Stored items from a collection
········

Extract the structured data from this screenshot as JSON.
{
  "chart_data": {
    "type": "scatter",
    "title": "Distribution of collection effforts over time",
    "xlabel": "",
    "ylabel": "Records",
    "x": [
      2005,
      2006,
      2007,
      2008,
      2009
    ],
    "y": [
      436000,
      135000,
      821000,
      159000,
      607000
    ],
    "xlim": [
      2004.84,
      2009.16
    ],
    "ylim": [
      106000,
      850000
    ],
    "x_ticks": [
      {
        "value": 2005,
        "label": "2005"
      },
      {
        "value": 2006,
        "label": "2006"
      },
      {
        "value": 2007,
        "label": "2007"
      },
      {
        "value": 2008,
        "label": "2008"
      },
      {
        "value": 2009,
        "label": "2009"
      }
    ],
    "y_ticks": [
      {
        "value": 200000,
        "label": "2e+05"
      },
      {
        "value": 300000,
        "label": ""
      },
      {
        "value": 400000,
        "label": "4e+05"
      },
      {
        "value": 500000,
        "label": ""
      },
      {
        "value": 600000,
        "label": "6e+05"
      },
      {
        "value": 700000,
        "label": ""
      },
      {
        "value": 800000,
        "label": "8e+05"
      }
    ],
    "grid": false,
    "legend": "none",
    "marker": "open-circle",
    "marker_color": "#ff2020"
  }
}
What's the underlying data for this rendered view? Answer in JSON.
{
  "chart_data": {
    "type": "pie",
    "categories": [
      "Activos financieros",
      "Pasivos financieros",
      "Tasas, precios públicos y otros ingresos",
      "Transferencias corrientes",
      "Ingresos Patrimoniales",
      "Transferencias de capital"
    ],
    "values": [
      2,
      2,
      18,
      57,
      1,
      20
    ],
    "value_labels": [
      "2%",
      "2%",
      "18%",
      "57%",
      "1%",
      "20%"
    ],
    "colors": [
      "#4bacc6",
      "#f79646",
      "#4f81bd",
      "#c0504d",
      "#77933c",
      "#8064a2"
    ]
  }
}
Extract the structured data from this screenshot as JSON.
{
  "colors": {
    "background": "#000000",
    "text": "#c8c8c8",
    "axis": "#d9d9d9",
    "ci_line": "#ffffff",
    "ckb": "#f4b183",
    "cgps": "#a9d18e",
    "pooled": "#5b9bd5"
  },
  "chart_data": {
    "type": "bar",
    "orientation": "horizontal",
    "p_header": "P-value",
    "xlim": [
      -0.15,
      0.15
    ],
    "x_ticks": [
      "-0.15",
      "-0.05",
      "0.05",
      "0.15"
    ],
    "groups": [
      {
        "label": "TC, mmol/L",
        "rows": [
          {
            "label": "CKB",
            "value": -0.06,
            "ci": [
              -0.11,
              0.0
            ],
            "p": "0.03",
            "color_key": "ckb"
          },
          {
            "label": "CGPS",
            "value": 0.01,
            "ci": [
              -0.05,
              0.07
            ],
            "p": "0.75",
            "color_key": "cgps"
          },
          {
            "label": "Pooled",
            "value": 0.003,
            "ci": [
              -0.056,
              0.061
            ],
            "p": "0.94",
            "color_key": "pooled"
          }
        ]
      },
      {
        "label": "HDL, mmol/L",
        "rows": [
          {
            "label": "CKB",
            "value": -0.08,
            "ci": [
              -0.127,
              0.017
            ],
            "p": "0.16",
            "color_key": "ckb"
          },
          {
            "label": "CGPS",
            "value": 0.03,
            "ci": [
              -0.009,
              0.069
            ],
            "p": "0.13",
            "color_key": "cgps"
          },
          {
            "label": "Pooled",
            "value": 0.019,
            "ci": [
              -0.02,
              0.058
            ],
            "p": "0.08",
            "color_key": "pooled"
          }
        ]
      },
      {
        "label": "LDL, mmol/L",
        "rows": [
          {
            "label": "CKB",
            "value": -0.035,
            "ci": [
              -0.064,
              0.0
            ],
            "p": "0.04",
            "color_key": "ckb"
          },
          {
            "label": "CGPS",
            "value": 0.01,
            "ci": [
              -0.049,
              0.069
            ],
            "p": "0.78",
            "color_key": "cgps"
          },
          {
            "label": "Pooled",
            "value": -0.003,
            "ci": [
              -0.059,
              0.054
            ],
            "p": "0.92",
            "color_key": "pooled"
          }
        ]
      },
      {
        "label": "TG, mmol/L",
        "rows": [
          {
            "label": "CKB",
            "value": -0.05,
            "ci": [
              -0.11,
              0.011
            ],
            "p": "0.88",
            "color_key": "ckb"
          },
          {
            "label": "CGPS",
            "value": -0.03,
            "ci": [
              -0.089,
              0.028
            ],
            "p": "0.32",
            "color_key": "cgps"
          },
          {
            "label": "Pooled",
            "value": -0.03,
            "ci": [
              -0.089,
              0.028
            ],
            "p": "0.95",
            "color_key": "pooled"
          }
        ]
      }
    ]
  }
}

········

## [Exercise brief]
Print the material above once more, exactly.

## [Written response]
Extract the structured data from this screenshot as JSON.
{
  "chart_data": {
    "type": "scatter",
    "title": "Distribution of collection effforts over time",
    "xlabel": "",
    "ylabel": "Records",
    "x": [
      2005,
      2006,
      2007,
      2008,
      2009
    ],
    "y": [
      436000,
      135000,
      821000,
      159000,
      607000
    ],
    "xlim": [
      2004.84,
      2009.16
    ],
    "ylim": [
      106000,
      850000
    ],
    "x_ticks": [
      {
        "value": 2005,
        "label": "2005"
      },
      {
        "value": 2006,
        "label": "2006"
      },
      {
        "value": 2007,
        "label": "2007"
      },
      {
        "value": 2008,
        "label": "2008"
      },
      {
        "value": 2009,
        "label": "2009"
      }
    ],
    "y_ticks": [
      {
        "value": 200000,
        "label": "2e+05"
      },
      {
        "value": 300000,
        "label": ""
      },
      {
        "value": 400000,
        "label": "4e+05"
      },
      {
        "value": 500000,
        "label": ""
      },
      {
        "value": 600000,
        "label": "6e+05"
      },
      {
        "value": 700000,
        "label": ""
      },
      {
        "value": 800000,
        "label": "8e+05"
      }
    ],
    "grid": false,
    "legend": "none",
    "marker": "open-circle",
    "marker_color": "#ff2020"
  }
}
What's the underlying data for this rendered view? Answer in JSON.
{
  "chart_data": {
    "type": "pie",
    "categories": [
      "Activos financieros",
      "Pasivos financieros",
      "Tasas, precios públicos y otros ingresos",
      "Transferencias corrientes",
      "Ingresos Patrimoniales",
      "Transferencias de capital"
    ],
    "values": [
      2,
      2,
      18,
      57,
      1,
      20
    ],
    "value_labels": [
      "2%",
      "2%",
      "18%",
      "57%",
      "1%",
      "20%"
    ],
    "colors": [
      "#4bacc6",
      "#f79646",
      "#4f81bd",
      "#c0504d",
      "#77933c",
      "#8064a2"
    ]
  }
}
Extract the structured data from this screenshot as JSON.
{
  "colors": {
    "background": "#000000",
    "text": "#c8c8c8",
    "axis": "#d9d9d9",
    "ci_line": "#ffffff",
    "ckb": "#f4b183",
    "cgps": "#a9d18e",
    "pooled": "#5b9bd5"
  },
  "chart_data": {
    "type": "bar",
    "orientation": "horizontal",
    "p_header": "P-value",
    "xlim": [
      -0.15,
      0.15
    ],
    "x_ticks": [
      "-0.15",
      "-0.05",
      "0.05",
      "0.15"
    ],
    "groups": [
      {
        "label": "TC, mmol/L",
        "rows": [
          {
            "label": "CKB",
            "value": -0.06,
            "ci": [
              -0.11,
              0.0
            ],
            "p": "0.03",
            "color_key": "ckb"
          },
          {
            "label": "CGPS",
            "value": 0.01,
            "ci": [
              -0.05,
              0.07
            ],
            "p": "0.75",
            "color_key": "cgps"
          },
          {
            "label": "Pooled",
            "value": 0.003,
            "ci": [
              -0.056,
              0.061
            ],
            "p": "0.94",
            "color_key": "pooled"
          }
        ]
      },
      {
        "label": "HDL, mmol/L",
        "rows": [
          {
            "label": "CKB",
            "value": -0.08,
            "ci": [
              -0.127,
              0.017
            ],
            "p": "0.16",
            "color_key": "ckb"
          },
          {
            "label": "CGPS",
            "value": 0.03,
            "ci": [
              -0.009,
              0.069
            ],
            "p": "0.13",
            "color_key": "cgps"
          },
          {
            "label": "Pooled",
            "value": 0.019,
            "ci": [
              -0.02,
              0.058
            ],
            "p": "0.08",
            "color_key": "pooled"
          }
        ]
      },
      {
        "label": "LDL, mmol/L",
        "rows": [
          {
            "label": "CKB",
            "value": -0.035,
            "ci": [
              -0.064,
              0.0
            ],
            "p": "0.04",
            "color_key": "ckb"
          },
          {
            "label": "CGPS",
            "value": 0.01,
            "ci": [
              -0.049,
              0.069
            ],
            "p": "0.78",
            "color_key": "cgps"
          },
          {
            "label": "Pooled",
            "value": -0.003,
            "ci": [
              -0.059,
              0.054
            ],
            "p": "0.92",
            "color_key": "pooled"
          }
        ]
      },
      {
        "label": "TG, mmol/L",
        "rows": [
          {
            "label": "CKB",
            "value": -0.05,
            "ci": [
              -0.11,
              0.011
            ],
            "p": "0.88",
            "color_key": "ckb"
          },
          {
            "label": "CGPS",
            "value": -0.03,
            "ci": [
              -0.089,
              0.028
            ],
            "p": "0.32",
            "color_key": "cgps"
          },
          {
            "label": "Pooled",
            "value": -0.03,
            "ci": [
              -0.089,
              0.028
            ],
            "p": "0.95",
            "color_key": "pooled"
          }
        ]
      }
    ]
  }
}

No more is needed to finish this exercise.